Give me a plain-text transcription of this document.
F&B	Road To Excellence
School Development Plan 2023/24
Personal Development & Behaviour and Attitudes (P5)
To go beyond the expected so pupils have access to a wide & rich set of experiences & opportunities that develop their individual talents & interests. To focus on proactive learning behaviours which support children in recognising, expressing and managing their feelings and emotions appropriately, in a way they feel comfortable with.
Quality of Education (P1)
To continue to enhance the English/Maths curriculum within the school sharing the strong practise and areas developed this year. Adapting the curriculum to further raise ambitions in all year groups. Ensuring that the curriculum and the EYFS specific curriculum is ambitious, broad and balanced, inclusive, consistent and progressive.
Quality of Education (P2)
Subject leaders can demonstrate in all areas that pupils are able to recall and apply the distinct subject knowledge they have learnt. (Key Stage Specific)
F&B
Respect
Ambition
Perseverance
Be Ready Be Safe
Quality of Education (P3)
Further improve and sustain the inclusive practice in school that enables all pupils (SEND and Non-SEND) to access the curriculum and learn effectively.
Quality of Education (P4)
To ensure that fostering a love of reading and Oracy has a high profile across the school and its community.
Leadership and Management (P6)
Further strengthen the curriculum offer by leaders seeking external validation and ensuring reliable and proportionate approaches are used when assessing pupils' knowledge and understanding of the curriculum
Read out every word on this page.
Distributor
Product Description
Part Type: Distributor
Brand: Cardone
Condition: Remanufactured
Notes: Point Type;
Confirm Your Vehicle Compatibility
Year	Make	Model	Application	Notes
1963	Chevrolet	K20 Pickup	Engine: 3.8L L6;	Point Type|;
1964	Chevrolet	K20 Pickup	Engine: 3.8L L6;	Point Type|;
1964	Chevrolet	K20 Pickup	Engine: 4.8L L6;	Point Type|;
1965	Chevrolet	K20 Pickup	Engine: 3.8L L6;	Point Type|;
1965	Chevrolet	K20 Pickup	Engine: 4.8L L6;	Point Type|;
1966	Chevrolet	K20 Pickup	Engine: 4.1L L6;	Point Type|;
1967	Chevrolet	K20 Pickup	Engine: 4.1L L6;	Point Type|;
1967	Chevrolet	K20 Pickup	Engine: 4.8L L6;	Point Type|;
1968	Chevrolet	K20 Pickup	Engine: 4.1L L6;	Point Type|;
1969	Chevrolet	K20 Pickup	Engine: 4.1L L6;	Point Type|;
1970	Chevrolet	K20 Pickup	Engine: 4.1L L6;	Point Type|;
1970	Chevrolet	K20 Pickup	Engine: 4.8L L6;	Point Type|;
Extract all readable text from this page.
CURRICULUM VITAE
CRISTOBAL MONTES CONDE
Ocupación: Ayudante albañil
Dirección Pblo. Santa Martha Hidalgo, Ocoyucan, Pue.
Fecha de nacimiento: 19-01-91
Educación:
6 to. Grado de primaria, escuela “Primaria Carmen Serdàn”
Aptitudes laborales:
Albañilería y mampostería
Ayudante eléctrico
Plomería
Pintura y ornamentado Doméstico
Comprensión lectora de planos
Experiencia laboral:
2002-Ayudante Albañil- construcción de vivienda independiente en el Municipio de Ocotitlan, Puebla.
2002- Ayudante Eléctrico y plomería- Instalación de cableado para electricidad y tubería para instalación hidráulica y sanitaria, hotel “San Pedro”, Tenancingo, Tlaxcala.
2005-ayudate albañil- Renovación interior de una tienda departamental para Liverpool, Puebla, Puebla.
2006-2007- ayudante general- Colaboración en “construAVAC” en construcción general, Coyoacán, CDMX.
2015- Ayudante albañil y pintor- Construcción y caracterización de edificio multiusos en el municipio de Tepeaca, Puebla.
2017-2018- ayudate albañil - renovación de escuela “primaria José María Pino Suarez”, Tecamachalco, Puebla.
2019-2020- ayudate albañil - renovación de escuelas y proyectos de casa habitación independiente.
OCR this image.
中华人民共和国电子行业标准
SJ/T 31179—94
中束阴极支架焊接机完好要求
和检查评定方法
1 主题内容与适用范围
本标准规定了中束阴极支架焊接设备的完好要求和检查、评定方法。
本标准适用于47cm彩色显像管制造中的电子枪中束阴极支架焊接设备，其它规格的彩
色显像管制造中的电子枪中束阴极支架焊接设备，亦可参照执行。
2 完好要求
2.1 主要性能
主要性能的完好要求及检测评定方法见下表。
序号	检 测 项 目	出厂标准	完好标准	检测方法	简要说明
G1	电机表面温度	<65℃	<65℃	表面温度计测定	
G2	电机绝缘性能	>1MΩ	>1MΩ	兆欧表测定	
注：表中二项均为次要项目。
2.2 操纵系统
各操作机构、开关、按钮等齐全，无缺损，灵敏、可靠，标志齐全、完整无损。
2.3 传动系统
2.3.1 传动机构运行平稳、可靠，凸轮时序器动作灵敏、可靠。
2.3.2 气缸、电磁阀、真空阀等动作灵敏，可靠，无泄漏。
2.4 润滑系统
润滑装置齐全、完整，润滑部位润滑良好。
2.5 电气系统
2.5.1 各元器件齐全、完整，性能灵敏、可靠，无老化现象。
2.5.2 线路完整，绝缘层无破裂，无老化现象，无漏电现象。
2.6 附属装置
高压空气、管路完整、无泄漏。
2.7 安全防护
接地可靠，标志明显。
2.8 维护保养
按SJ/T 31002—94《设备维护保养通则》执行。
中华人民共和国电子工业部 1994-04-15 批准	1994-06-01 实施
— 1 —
..........
GIVEN REQUEST: Look through the data above. Each line containing the word "access" needs to be copied.

OUTPUT FOR THIS TASK:
To go beyond the expected so pupils have access to a wide & rich set of experiences & opportunities that develop their individual talents & interests. To focus on proactive learning behaviours which support children in recognising, expressing and managing their feelings and emotions appropriately, in a way they feel comfortable with.
Further improve and sustain the inclusive practice in school that enables all pupils (SEND and Non-SEND) to access the curriculum and learn effectively.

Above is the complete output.